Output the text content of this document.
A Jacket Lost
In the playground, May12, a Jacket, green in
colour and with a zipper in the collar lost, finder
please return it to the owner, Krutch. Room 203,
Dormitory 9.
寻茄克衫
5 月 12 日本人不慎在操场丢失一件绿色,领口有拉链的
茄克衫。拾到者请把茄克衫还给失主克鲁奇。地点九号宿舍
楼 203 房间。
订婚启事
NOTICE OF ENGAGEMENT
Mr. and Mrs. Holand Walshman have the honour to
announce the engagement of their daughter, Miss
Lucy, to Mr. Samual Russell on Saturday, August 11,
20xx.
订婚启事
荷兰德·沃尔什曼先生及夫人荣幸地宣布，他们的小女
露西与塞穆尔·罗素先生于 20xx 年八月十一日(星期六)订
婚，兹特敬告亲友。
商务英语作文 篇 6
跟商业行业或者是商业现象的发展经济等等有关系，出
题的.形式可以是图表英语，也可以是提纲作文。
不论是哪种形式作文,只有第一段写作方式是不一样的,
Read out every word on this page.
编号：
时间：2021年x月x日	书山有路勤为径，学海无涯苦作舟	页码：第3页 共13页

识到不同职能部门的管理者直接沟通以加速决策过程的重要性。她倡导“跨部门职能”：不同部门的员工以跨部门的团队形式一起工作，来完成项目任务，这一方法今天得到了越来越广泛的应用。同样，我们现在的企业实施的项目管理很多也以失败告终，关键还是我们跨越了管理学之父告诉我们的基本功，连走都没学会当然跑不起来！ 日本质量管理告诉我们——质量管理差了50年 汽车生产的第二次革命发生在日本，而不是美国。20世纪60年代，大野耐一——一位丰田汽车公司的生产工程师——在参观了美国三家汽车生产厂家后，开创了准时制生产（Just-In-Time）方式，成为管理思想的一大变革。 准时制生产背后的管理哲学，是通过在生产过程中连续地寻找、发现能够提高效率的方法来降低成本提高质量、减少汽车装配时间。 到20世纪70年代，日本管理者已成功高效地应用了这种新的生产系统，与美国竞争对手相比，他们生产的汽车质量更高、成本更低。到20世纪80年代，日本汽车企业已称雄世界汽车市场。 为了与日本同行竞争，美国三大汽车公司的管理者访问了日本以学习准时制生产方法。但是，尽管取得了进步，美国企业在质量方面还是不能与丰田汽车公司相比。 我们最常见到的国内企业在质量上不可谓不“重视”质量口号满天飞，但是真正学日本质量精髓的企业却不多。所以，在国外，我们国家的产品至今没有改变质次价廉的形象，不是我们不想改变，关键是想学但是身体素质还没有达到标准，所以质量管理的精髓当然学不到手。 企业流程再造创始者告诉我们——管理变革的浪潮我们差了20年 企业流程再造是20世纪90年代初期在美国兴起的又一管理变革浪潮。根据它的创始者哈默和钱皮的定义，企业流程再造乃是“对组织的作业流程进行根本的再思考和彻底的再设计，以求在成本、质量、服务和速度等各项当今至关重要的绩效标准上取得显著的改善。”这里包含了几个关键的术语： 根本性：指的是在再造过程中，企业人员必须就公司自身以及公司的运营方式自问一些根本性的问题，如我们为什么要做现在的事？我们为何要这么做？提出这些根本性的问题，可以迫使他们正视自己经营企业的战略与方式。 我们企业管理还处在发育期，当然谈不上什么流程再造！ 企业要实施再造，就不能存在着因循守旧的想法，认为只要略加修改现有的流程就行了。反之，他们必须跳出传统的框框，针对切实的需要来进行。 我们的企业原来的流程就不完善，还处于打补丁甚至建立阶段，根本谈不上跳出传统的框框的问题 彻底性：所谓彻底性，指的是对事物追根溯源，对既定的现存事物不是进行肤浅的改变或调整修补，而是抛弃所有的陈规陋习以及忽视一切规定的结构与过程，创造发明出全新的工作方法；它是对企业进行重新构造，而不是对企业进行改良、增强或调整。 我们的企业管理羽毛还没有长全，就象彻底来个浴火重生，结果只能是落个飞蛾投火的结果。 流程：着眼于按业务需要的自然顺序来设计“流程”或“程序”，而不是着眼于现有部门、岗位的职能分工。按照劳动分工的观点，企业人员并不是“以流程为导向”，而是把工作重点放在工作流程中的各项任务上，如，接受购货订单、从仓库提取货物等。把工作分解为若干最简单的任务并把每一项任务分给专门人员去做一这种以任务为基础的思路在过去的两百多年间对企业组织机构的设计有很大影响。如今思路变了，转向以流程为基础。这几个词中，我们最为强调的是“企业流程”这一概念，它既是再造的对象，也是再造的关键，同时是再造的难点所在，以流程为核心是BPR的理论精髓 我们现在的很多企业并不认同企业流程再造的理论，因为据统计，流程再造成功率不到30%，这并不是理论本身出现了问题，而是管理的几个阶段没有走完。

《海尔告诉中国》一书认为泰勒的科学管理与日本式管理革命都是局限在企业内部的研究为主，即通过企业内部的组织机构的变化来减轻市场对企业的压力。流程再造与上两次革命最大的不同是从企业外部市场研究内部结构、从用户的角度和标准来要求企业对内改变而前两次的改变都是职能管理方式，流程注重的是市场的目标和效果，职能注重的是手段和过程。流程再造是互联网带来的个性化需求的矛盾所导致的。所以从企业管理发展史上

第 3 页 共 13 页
○ ○ ○ ○
_Task brief:_ Pick each line holding the word "Jacket" out of the listing.

_Response:_
A Jacket Lost
In the playground, May12, a Jacket, green in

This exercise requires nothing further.